:: Given entries

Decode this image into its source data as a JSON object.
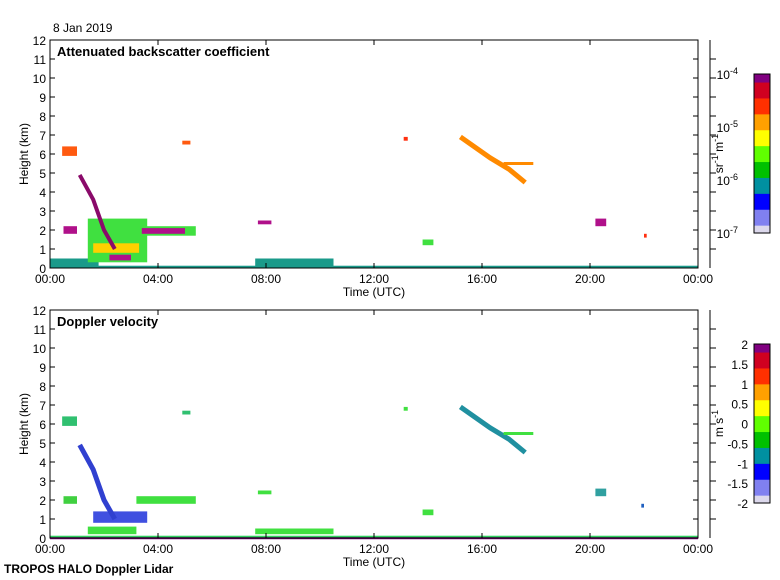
{
  "date_label": "8 Jan 2019",
  "footer": "TROPOS HALO Doppler Lidar",
  "chart_data": [
    {
      "type": "heatmap",
      "title": "Attenuated backscatter coefficient",
      "xlabel": "Time (UTC)",
      "ylabel": "Height (km)",
      "xlim": [
        0,
        24
      ],
      "ylim": [
        0,
        12
      ],
      "xticks": [
        "00:00",
        "04:00",
        "08:00",
        "12:00",
        "16:00",
        "20:00",
        "00:00"
      ],
      "yticks": [
        "0",
        "1",
        "2",
        "3",
        "4",
        "5",
        "6",
        "7",
        "8",
        "9",
        "10",
        "11",
        "12"
      ],
      "colorbar": {
        "label": "sr-1 m-1",
        "scale": "log",
        "range": [
          1e-07,
          0.0001
        ],
        "ticks": [
          "10-7",
          "10-6",
          "10-5",
          "10-4"
        ]
      },
      "features": [
        {
          "t": [
            0.0,
            24.0
          ],
          "h": [
            0.0,
            0.12
          ],
          "c": "#1a9a8a"
        },
        {
          "t": [
            0.0,
            1.8
          ],
          "h": [
            0.0,
            0.5
          ],
          "c": "#1a9a8a"
        },
        {
          "t": [
            7.6,
            10.5
          ],
          "h": [
            0.1,
            0.5
          ],
          "c": "#1a9a8a"
        },
        {
          "t": [
            0.45,
            1.0
          ],
          "h": [
            5.9,
            6.4
          ],
          "c": "#ff5a10"
        },
        {
          "t": [
            1.4,
            3.6
          ],
          "h": [
            0.3,
            2.6
          ],
          "c": "#40e040"
        },
        {
          "t": [
            1.6,
            3.3
          ],
          "h": [
            0.8,
            1.3
          ],
          "c": "#ffd000"
        },
        {
          "t": [
            2.2,
            3.0
          ],
          "h": [
            0.4,
            0.7
          ],
          "c": "#b0108a"
        },
        {
          "t": [
            0.5,
            1.0
          ],
          "h": [
            1.8,
            2.2
          ],
          "c": "#b0108a"
        },
        {
          "t": [
            3.2,
            5.4
          ],
          "h": [
            1.7,
            2.2
          ],
          "c": "#40e040"
        },
        {
          "t": [
            3.4,
            5.0
          ],
          "h": [
            1.8,
            2.1
          ],
          "c": "#b0108a"
        },
        {
          "t": [
            4.9,
            5.2
          ],
          "h": [
            6.5,
            6.7
          ],
          "c": "#ff5a10"
        },
        {
          "t": [
            7.7,
            8.2
          ],
          "h": [
            2.3,
            2.5
          ],
          "c": "#b0108a"
        },
        {
          "t": [
            13.1,
            13.25
          ],
          "h": [
            6.7,
            6.9
          ],
          "c": "#ff3010"
        },
        {
          "t": [
            13.8,
            14.2
          ],
          "h": [
            1.2,
            1.5
          ],
          "c": "#40e040"
        },
        {
          "t": [
            20.2,
            20.6
          ],
          "h": [
            2.2,
            2.6
          ],
          "c": "#b0108a"
        },
        {
          "t": [
            22.0,
            22.1
          ],
          "h": [
            1.6,
            1.8
          ],
          "c": "#ff3010"
        }
      ],
      "streaks": [
        {
          "pts": [
            [
              1.1,
              4.9
            ],
            [
              1.6,
              3.6
            ],
            [
              2.0,
              2.0
            ],
            [
              2.4,
              1.0
            ]
          ],
          "c": "#8a0a6a",
          "w": 4
        },
        {
          "pts": [
            [
              15.2,
              6.9
            ],
            [
              16.3,
              5.8
            ],
            [
              17.0,
              5.2
            ],
            [
              17.6,
              4.5
            ]
          ],
          "c": "#ff8a00",
          "w": 5
        },
        {
          "pts": [
            [
              16.8,
              5.5
            ],
            [
              17.9,
              5.5
            ]
          ],
          "c": "#ff8a00",
          "w": 3
        }
      ]
    },
    {
      "type": "heatmap",
      "title": "Doppler velocity",
      "xlabel": "Time (UTC)",
      "ylabel": "Height (km)",
      "xlim": [
        0,
        24
      ],
      "ylim": [
        0,
        12
      ],
      "xticks": [
        "00:00",
        "04:00",
        "08:00",
        "12:00",
        "16:00",
        "20:00",
        "00:00"
      ],
      "yticks": [
        "0",
        "1",
        "2",
        "3",
        "4",
        "5",
        "6",
        "7",
        "8",
        "9",
        "10",
        "11",
        "12"
      ],
      "colorbar": {
        "label": "m s-1",
        "scale": "linear",
        "range": [
          -2,
          2
        ],
        "ticks": [
          "2",
          "1.5",
          "1",
          "0.5",
          "0",
          "-0.5",
          "-1",
          "-1.5",
          "-2"
        ]
      },
      "features": [
        {
          "t": [
            0.0,
            24.0
          ],
          "h": [
            0.0,
            0.12
          ],
          "c": "#30d060"
        },
        {
          "t": [
            0.0,
            24.0
          ],
          "h": [
            0.0,
            0.04
          ],
          "c": "#800080"
        },
        {
          "t": [
            7.6,
            10.5
          ],
          "h": [
            0.2,
            0.5
          ],
          "c": "#40e040"
        },
        {
          "t": [
            0.45,
            1.0
          ],
          "h": [
            5.9,
            6.4
          ],
          "c": "#30c070"
        },
        {
          "t": [
            1.6,
            3.6
          ],
          "h": [
            0.8,
            1.4
          ],
          "c": "#4050e0"
        },
        {
          "t": [
            1.4,
            3.2
          ],
          "h": [
            0.2,
            0.6
          ],
          "c": "#40e040"
        },
        {
          "t": [
            0.5,
            1.0
          ],
          "h": [
            1.8,
            2.2
          ],
          "c": "#40d040"
        },
        {
          "t": [
            3.2,
            5.4
          ],
          "h": [
            1.8,
            2.2
          ],
          "c": "#40e040"
        },
        {
          "t": [
            4.9,
            5.2
          ],
          "h": [
            6.5,
            6.7
          ],
          "c": "#30c070"
        },
        {
          "t": [
            7.7,
            8.2
          ],
          "h": [
            2.3,
            2.5
          ],
          "c": "#40e040"
        },
        {
          "t": [
            13.1,
            13.25
          ],
          "h": [
            6.7,
            6.9
          ],
          "c": "#40e040"
        },
        {
          "t": [
            13.8,
            14.2
          ],
          "h": [
            1.2,
            1.5
          ],
          "c": "#40e040"
        },
        {
          "t": [
            20.2,
            20.6
          ],
          "h": [
            2.2,
            2.6
          ],
          "c": "#30a0a0"
        },
        {
          "t": [
            21.9,
            22.0
          ],
          "h": [
            1.6,
            1.8
          ],
          "c": "#2060c0"
        }
      ],
      "streaks": [
        {
          "pts": [
            [
              1.1,
              4.9
            ],
            [
              1.6,
              3.6
            ],
            [
              2.0,
              2.0
            ],
            [
              2.4,
              1.0
            ]
          ],
          "c": "#3040d0",
          "w": 5
        },
        {
          "pts": [
            [
              15.2,
              6.9
            ],
            [
              16.3,
              5.8
            ],
            [
              17.0,
              5.2
            ],
            [
              17.6,
              4.5
            ]
          ],
          "c": "#2090a0",
          "w": 5
        },
        {
          "pts": [
            [
              16.8,
              5.5
            ],
            [
              17.9,
              5.5
            ]
          ],
          "c": "#40e040",
          "w": 3
        }
      ]
    }
  ]
}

::::

## Exercise prompt
Give all the lines above again, character for character, without pictures.

## Result below
Decode this image into its source data as a JSON object.
{
  "date_label": "8 Jan 2019",
  "footer": "TROPOS HALO Doppler Lidar",
  "chart_data": [
    {
      "type": "heatmap",
      "title": "Attenuated backscatter coefficient",
      "xlabel": "Time (UTC)",
      "ylabel": "Height (km)",
      "xlim": [
        0,
        24
      ],
      "ylim": [
        0,
        12
      ],
      "xticks": [
        "00:00",
        "04:00",
        "08:00",
        "12:00",
        "16:00",
        "20:00",
        "00:00"
      ],
      "yticks": [
        "0",
        "1",
        "2",
        "3",
        "4",
        "5",
        "6",
        "7",
        "8",
        "9",
        "10",
        "11",
        "12"
      ],
      "colorbar": {
        "label": "sr-1 m-1",
        "scale": "log",
        "range": [
          1e-07,
          0.0001
        ],
        "ticks": [
          "10-7",
          "10-6",
          "10-5",
          "10-4"
        ]
      },
      "features": [
        {
          "t": [
            0.0,
            24.0
          ],
          "h": [
            0.0,
            0.12
          ],
          "c": "#1a9a8a"
        },
        {
          "t": [
            0.0,
            1.8
          ],
          "h": [
            0.0,
            0.5
          ],
          "c": "#1a9a8a"
        },
        {
          "t": [
            7.6,
            10.5
          ],
          "h": [
            0.1,
            0.5
          ],
          "c": "#1a9a8a"
        },
        {
          "t": [
            0.45,
            1.0
          ],
          "h": [
            5.9,
            6.4
          ],
          "c": "#ff5a10"
        },
        {
          "t": [
            1.4,
            3.6
          ],
          "h": [
            0.3,
            2.6
          ],
          "c": "#40e040"
        },
        {
          "t": [
            1.6,
            3.3
          ],
          "h": [
            0.8,
            1.3
          ],
          "c": "#ffd000"
        },
        {
          "t": [
            2.2,
            3.0
          ],
          "h": [
            0.4,
            0.7
          ],
          "c": "#b0108a"
        },
        {
          "t": [
            0.5,
            1.0
          ],
          "h": [
            1.8,
            2.2
          ],
          "c": "#b0108a"
        },
        {
          "t": [
            3.2,
            5.4
          ],
          "h": [
            1.7,
            2.2
          ],
          "c": "#40e040"
        },
        {
          "t": [
            3.4,
            5.0
          ],
          "h": [
            1.8,
            2.1
          ],
          "c": "#b0108a"
        },
        {
          "t": [
            4.9,
            5.2
          ],
          "h": [
            6.5,
            6.7
          ],
          "c": "#ff5a10"
        },
        {
          "t": [
            7.7,
            8.2
          ],
          "h": [
            2.3,
            2.5
          ],
          "c": "#b0108a"
        },
        {
          "t": [
            13.1,
            13.25
          ],
          "h": [
            6.7,
            6.9
          ],
          "c": "#ff3010"
        },
        {
          "t": [
            13.8,
            14.2
          ],
          "h": [
            1.2,
            1.5
          ],
          "c": "#40e040"
        },
        {
          "t": [
            20.2,
            20.6
          ],
          "h": [
            2.2,
            2.6
          ],
          "c": "#b0108a"
        },
        {
          "t": [
            22.0,
            22.1
          ],
          "h": [
            1.6,
            1.8
          ],
          "c": "#ff3010"
        }
      ],
      "streaks": [
        {
          "pts": [
            [
              1.1,
              4.9
            ],
            [
              1.6,
              3.6
            ],
            [
              2.0,
              2.0
            ],
            [
              2.4,
              1.0
            ]
          ],
          "c": "#8a0a6a",
          "w": 4
        },
        {
          "pts": [
            [
              15.2,
              6.9
            ],
            [
              16.3,
              5.8
            ],
            [
              17.0,
              5.2
            ],
            [
              17.6,
              4.5
            ]
          ],
          "c": "#ff8a00",
          "w": 5
        },
        {
          "pts": [
            [
              16.8,
              5.5
            ],
            [
              17.9,
              5.5
            ]
          ],
          "c": "#ff8a00",
          "w": 3
        }
      ]
    },
    {
      "type": "heatmap",
      "title": "Doppler velocity",
      "xlabel": "Time (UTC)",
      "ylabel": "Height (km)",
      "xlim": [
        0,
        24
      ],
      "ylim": [
        0,
        12
      ],
      "xticks": [
        "00:00",
        "04:00",
        "08:00",
        "12:00",
        "16:00",
        "20:00",
        "00:00"
      ],
      "yticks": [
        "0",
        "1",
        "2",
        "3",
        "4",
        "5",
        "6",
        "7",
        "8",
        "9",
        "10",
        "11",
        "12"
      ],
      "colorbar": {
        "label": "m s-1",
        "scale": "linear",
        "range": [
          -2,
          2
        ],
        "ticks": [
          "2",
          "1.5",
          "1",
          "0.5",
          "0",
          "-0.5",
          "-1",
          "-1.5",
          "-2"
        ]
      },
      "features": [
        {
          "t": [
            0.0,
            24.0
          ],
          "h": [
            0.0,
            0.12
          ],
          "c": "#30d060"
        },
        {
          "t": [
            0.0,
            24.0
          ],
          "h": [
            0.0,
            0.04
          ],
          "c": "#800080"
        },
        {
          "t": [
            7.6,
            10.5
          ],
          "h": [
            0.2,
            0.5
          ],
          "c": "#40e040"
        },
        {
          "t": [
            0.45,
            1.0
          ],
          "h": [
            5.9,
            6.4
          ],
          "c": "#30c070"
        },
        {
          "t": [
            1.6,
            3.6
          ],
          "h": [
            0.8,
            1.4
          ],
          "c": "#4050e0"
        },
        {
          "t": [
            1.4,
            3.2
          ],
          "h": [
            0.2,
            0.6
          ],
          "c": "#40e040"
        },
        {
          "t": [
            0.5,
            1.0
          ],
          "h": [
            1.8,
            2.2
          ],
          "c": "#40d040"
        },
        {
          "t": [
            3.2,
            5.4
          ],
          "h": [
            1.8,
            2.2
          ],
          "c": "#40e040"
        },
        {
          "t": [
            4.9,
            5.2
          ],
          "h": [
            6.5,
            6.7
          ],
          "c": "#30c070"
        },
        {
          "t": [
            7.7,
            8.2
          ],
          "h": [
            2.3,
            2.5
          ],
          "c": "#40e040"
        },
        {
          "t": [
            13.1,
            13.25
          ],
          "h": [
            6.7,
            6.9
          ],
          "c": "#40e040"
        },
        {
          "t": [
            13.8,
            14.2
          ],
          "h": [
            1.2,
            1.5
          ],
          "c": "#40e040"
        },
        {
          "t": [
            20.2,
            20.6
          ],
          "h": [
            2.2,
            2.6
          ],
          "c": "#30a0a0"
        },
        {
          "t": [
            21.9,
            22.0
          ],
          "h": [
            1.6,
            1.8
          ],
          "c": "#2060c0"
        }
      ],
      "streaks": [
        {
          "pts": [
            [
              1.1,
              4.9
            ],
            [
              1.6,
              3.6
            ],
            [
              2.0,
              2.0
            ],
            [
              2.4,
              1.0
            ]
          ],
          "c": "#3040d0",
          "w": 5
        },
        {
          "pts": [
            [
              15.2,
              6.9
            ],
            [
              16.3,
              5.8
            ],
            [
              17.0,
              5.2
            ],
            [
              17.6,
              4.5
            ]
          ],
          "c": "#2090a0",
          "w": 5
        },
        {
          "pts": [
            [
              16.8,
              5.5
            ],
            [
              17.9,
              5.5
            ]
          ],
          "c": "#40e040",
          "w": 3
        }
      ]
    }
  ]
}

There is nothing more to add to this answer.